** start **

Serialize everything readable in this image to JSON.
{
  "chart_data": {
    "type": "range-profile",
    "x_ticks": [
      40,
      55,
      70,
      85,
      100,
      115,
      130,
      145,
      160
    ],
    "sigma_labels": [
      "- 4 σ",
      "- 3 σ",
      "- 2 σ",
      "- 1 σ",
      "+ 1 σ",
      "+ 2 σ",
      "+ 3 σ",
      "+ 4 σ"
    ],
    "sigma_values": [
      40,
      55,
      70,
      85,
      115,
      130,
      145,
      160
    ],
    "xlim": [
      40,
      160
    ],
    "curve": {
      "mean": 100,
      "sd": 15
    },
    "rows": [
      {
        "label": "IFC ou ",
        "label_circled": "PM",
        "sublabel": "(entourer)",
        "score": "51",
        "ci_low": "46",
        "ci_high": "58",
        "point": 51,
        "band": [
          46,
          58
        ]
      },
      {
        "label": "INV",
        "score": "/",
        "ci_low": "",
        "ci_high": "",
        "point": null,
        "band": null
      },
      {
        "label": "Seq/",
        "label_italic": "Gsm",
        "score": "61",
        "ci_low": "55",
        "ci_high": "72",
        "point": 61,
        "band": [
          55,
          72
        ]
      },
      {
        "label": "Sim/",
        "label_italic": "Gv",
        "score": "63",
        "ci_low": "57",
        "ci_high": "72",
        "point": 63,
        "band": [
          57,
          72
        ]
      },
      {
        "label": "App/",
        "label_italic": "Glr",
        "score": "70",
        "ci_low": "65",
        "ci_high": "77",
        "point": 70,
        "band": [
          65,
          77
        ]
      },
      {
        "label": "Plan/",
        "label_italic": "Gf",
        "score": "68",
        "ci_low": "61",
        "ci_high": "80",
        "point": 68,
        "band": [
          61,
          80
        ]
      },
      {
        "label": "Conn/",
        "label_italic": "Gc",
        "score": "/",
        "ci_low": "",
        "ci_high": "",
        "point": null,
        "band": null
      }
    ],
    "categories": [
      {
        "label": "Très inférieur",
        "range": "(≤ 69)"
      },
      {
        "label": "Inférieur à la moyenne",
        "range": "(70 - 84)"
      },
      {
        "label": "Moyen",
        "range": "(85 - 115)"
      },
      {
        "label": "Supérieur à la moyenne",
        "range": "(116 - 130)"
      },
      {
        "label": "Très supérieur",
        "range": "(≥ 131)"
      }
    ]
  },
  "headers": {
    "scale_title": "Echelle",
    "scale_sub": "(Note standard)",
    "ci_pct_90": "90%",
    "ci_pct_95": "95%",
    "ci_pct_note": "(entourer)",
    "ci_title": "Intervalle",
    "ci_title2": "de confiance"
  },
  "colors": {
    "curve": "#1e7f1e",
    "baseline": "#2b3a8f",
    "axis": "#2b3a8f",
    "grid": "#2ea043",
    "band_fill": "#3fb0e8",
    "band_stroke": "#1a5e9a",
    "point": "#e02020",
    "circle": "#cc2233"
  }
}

** end **

**Exercise description**
Among the lines of the data above, determine how many contain the word "moyenne". Report the number alone.

**Solution**
2